Task prompt:
Using the listing below, work out how many lines include the word "Stoob". Only the number is to be given.

Data:
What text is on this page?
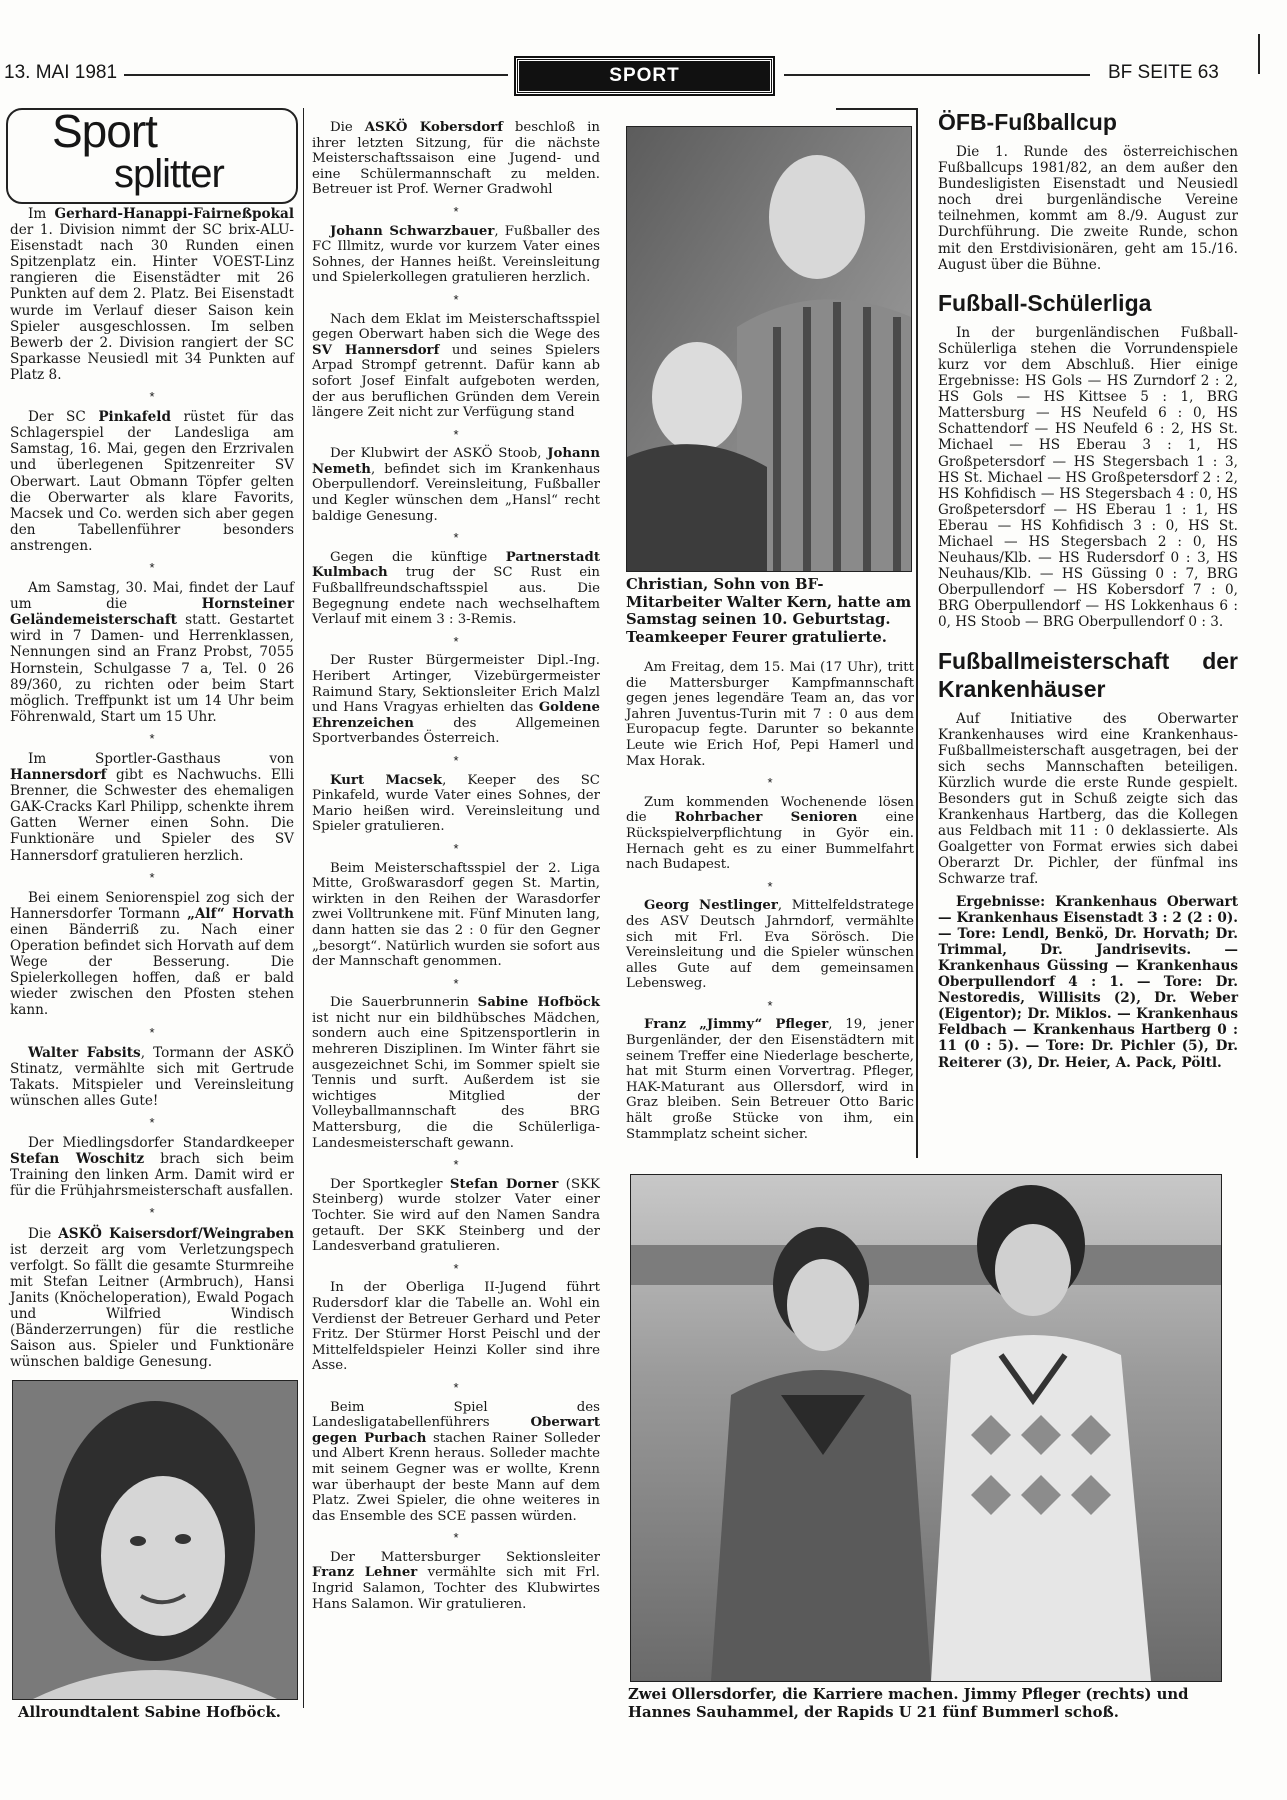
13. MAI 1981	SPORT	BF SEITE 63
Sport
splitter

Im Gerhard-Hanappi-Fairneßpokal der 1. Division nimmt der SC brix-ALU-Eisenstadt nach 30 Runden einen Spitzenplatz ein. Hinter VOEST-Linz rangieren die Eisenstädter mit 26 Punkten auf dem 2. Platz. Bei Eisenstadt wurde im Verlauf dieser Saison kein Spieler ausgeschlossen. Im selben Bewerb der 2. Division rangiert der SC Sparkasse Neusiedl mit 34 Punkten auf Platz 8.

*

Der SC Pinkafeld rüstet für das Schlagerspiel der Landesliga am Samstag, 16. Mai, gegen den Erzrivalen und überlegenen Spitzenreiter SV Oberwart. Laut Obmann Töpfer gelten die Oberwarter als klare Favorits, Macsek und Co. werden sich aber gegen den Tabellenführer besonders anstrengen.

*

Am Samstag, 30. Mai, findet der Lauf um die Hornsteiner Geländemeisterschaft statt. Gestartet wird in 7 Damen- und Herrenklassen, Nennungen sind an Franz Probst, 7055 Hornstein, Schulgasse 7 a, Tel. 0 26 89/360, zu richten oder beim Start möglich. Treffpunkt ist um 14 Uhr beim Föhrenwald, Start um 15 Uhr.

*

Im Sportler-Gasthaus von Hannersdorf gibt es Nachwuchs. Elli Brenner, die Schwester des ehemaligen GAK-Cracks Karl Philipp, schenkte ihrem Gatten Werner einen Sohn. Die Funktionäre und Spieler des SV Hannersdorf gratulieren herzlich.

*

Bei einem Seniorenspiel zog sich der Hannersdorfer Tormann „Alf“ Horvath einen Bänderriß zu. Nach einer Operation befindet sich Horvath auf dem Wege der Besserung. Die Spielerkollegen hoffen, daß er bald wieder zwischen den Pfosten stehen kann.

*

Walter Fabsits, Tormann der ASKÖ Stinatz, vermählte sich mit Gertrude Takats. Mitspieler und Vereinsleitung wünschen alles Gute!

*

Der Miedlingsdorfer Standardkeeper Stefan Woschitz brach sich beim Training den linken Arm. Damit wird er für die Frühjahrsmeisterschaft ausfallen.

*

Die ASKÖ Kaisersdorf/Weingraben ist derzeit arg vom Verletzungspech verfolgt. So fällt die gesamte Sturmreihe mit Stefan Leitner (Armbruch), Hansi Janits (Knöcheloperation), Ewald Pogach und Wilfried Windisch (Bänderzerrungen) für die restliche Saison aus. Spieler und Funktionäre wünschen baldige Genesung.

Die ASKÖ Kobersdorf beschloß in ihrer letzten Sitzung, für die nächste Meisterschaftssaison eine Jugend- und eine Schülermannschaft zu melden. Betreuer ist Prof. Werner Gradwohl

*

Johann Schwarzbauer, Fußballer des FC Illmitz, wurde vor kurzem Vater eines Sohnes, der Hannes heißt. Vereinsleitung und Spielerkollegen gratulieren herzlich.

*

Nach dem Eklat im Meisterschaftsspiel gegen Oberwart haben sich die Wege des SV Hannersdorf und seines Spielers Arpad Strompf getrennt. Dafür kann ab sofort Josef Einfalt aufgeboten werden, der aus beruflichen Gründen dem Verein längere Zeit nicht zur Verfügung stand

*

Der Klubwirt der ASKÖ Stoob, Johann Nemeth, befindet sich im Krankenhaus Oberpullendorf. Vereinsleitung, Fußballer und Kegler wünschen dem „Hansl“ recht baldige Genesung.

*

Gegen die künftige Partnerstadt Kulmbach trug der SC Rust ein Fußballfreundschaftsspiel aus. Die Begegnung endete nach wechselhaftem Verlauf mit einem 3 : 3-Remis.

*

Der Ruster Bürgermeister Dipl.-Ing. Heribert Artinger, Vizebürgermeister Raimund Stary, Sektionsleiter Erich Malzl und Hans Vragyas erhielten das Goldene Ehrenzeichen des Allgemeinen Sportverbandes Österreich.

*

Kurt Macsek, Keeper des SC Pinkafeld, wurde Vater eines Sohnes, der Mario heißen wird. Vereinsleitung und Spieler gratulieren.

*

Beim Meisterschaftsspiel der 2. Liga Mitte, Großwarasdorf gegen St. Martin, wirkten in den Reihen der Warasdorfer zwei Volltrunkene mit. Fünf Minuten lang, dann hatten sie das 2 : 0 für den Gegner „besorgt“. Natürlich wurden sie sofort aus der Mannschaft genommen.

*

Die Sauerbrunnerin Sabine Hofböck ist nicht nur ein bildhübsches Mädchen, sondern auch eine Spitzensportlerin in mehreren Disziplinen. Im Winter fährt sie ausgezeichnet Schi, im Sommer spielt sie Tennis und surft. Außerdem ist sie wichtiges Mitglied der Volleyballmannschaft des BRG Mattersburg, die die Schülerliga-Landesmeisterschaft gewann.

*

Der Sportkegler Stefan Dorner (SKK Steinberg) wurde stolzer Vater einer Tochter. Sie wird auf den Namen Sandra getauft. Der SKK Steinberg und der Landesverband gratulieren.

*

In der Oberliga II-Jugend führt Rudersdorf klar die Tabelle an. Wohl ein Verdienst der Betreuer Gerhard und Peter Fritz. Der Stürmer Horst Peischl und der Mittelfeldspieler Heinzi Koller sind ihre Asse.

*

Beim Spiel des Landesligatabellenführers Oberwart gegen Purbach stachen Rainer Solleder und Albert Krenn heraus. Solleder machte mit seinem Gegner was er wollte, Krenn war überhaupt der beste Mann auf dem Platz. Zwei Spieler, die ohne weiteres in das Ensemble des SCE passen würden.

*

Der Mattersburger Sektionsleiter Franz Lehner vermählte sich mit Frl. Ingrid Salamon, Tochter des Klubwirtes Hans Salamon. Wir gratulieren.

Christian, Sohn von BF-Mitarbeiter Walter Kern, hatte am Samstag seinen 10. Geburtstag. Teamkeeper Feurer gratulierte.

Am Freitag, dem 15. Mai (17 Uhr), tritt die Mattersburger Kampfmannschaft gegen jenes legendäre Team an, das vor Jahren Juventus-Turin mit 7 : 0 aus dem Europacup fegte. Darunter so bekannte Leute wie Erich Hof, Pepi Hamerl und Max Horak.

*

Zum kommenden Wochenende lösen die Rohrbacher Senioren eine Rückspielverpflichtung in Györ ein. Hernach geht es zu einer Bummelfahrt nach Budapest.

*

Georg Nestlinger, Mittelfeldstratege des ASV Deutsch Jahrndorf, vermählte sich mit Frl. Eva Sörösch. Die Vereinsleitung und die Spieler wünschen alles Gute auf dem gemeinsamen Lebensweg.

*

Franz „Jimmy“ Pfleger, 19, jener Burgenländer, der den Eisenstädtern mit seinem Treffer eine Niederlage bescherte, hat mit Sturm einen Vorvertrag. Pfleger, HAK-Maturant aus Ollersdorf, wird in Graz bleiben. Sein Betreuer Otto Baric hält große Stücke von ihm, ein Stammplatz scheint sicher.

ÖFB-Fußballcup

Die 1. Runde des österreichischen Fußballcups 1981/82, an dem außer den Bundesligisten Eisenstadt und Neusiedl noch drei burgenländische Vereine teilnehmen, kommt am 8./9. August zur Durchführung. Die zweite Runde, schon mit den Erstdivisionären, geht am 15./16. August über die Bühne.

Fußball-Schülerliga

In der burgenländischen Fußball-Schülerliga stehen die Vorrundenspiele kurz vor dem Abschluß. Hier einige Ergebnisse: HS Gols — HS Zurndorf 2 : 2, HS Gols — HS Kittsee 5 : 1, BRG Mattersburg — HS Neufeld 6 : 0, HS Schattendorf — HS Neufeld 6 : 2, HS St. Michael — HS Eberau 3 : 1, HS Großpetersdorf — HS Stegersbach 1 : 3, HS St. Michael — HS Großpetersdorf 2 : 2, HS Kohfidisch — HS Stegersbach 4 : 0, HS Großpetersdorf — HS Eberau 1 : 1, HS Eberau — HS Kohfidisch 3 : 0, HS St. Michael — HS Stegersbach 2 : 0, HS Neuhaus/Klb. — HS Rudersdorf 0 : 3, HS Neuhaus/Klb. — HS Güssing 0 : 7, BRG Oberpullendorf — HS Kobersdorf 7 : 0, BRG Oberpullendorf — HS Lokkenhaus 6 : 0, HS Stoob — BRG Oberpullendorf 0 : 3.

Fußballmeisterschaft der Krankenhäuser

Auf Initiative des Oberwarter Krankenhauses wird eine Krankenhaus-Fußballmeisterschaft ausgetragen, bei der sich sechs Mannschaften beteiligen. Kürzlich wurde die erste Runde gespielt. Besonders gut in Schuß zeigte sich das Krankenhaus Hartberg, das die Kollegen aus Feldbach mit 11 : 0 deklassierte. Als Goalgetter von Format erwies sich dabei Oberarzt Dr. Pichler, der fünfmal ins Schwarze traf.

Ergebnisse: Krankenhaus Oberwart — Krankenhaus Eisenstadt 3 : 2 (2 : 0). — Tore: Lendl, Benkö, Dr. Horvath; Dr. Trimmal, Dr. Jandrisevits. — Krankenhaus Güssing — Krankenhaus Oberpullendorf 4 : 1. — Tore: Dr. Nestoredis, Willisits (2), Dr. Weber (Eigentor); Dr. Miklos. — Krankenhaus Feldbach — Krankenhaus Hartberg 0 : 11 (0 : 5). — Tore: Dr. Pichler (5), Dr. Reiterer (3), Dr. Heier, A. Pack, Pöltl.

Allroundtalent Sabine Hofböck.
Zwei Ollersdorfer, die Karriere machen. Jimmy Pfleger (rechts) und Hannes Sauhammel, der Rapids U 21 fünf Bummerl schoß.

Reply:
2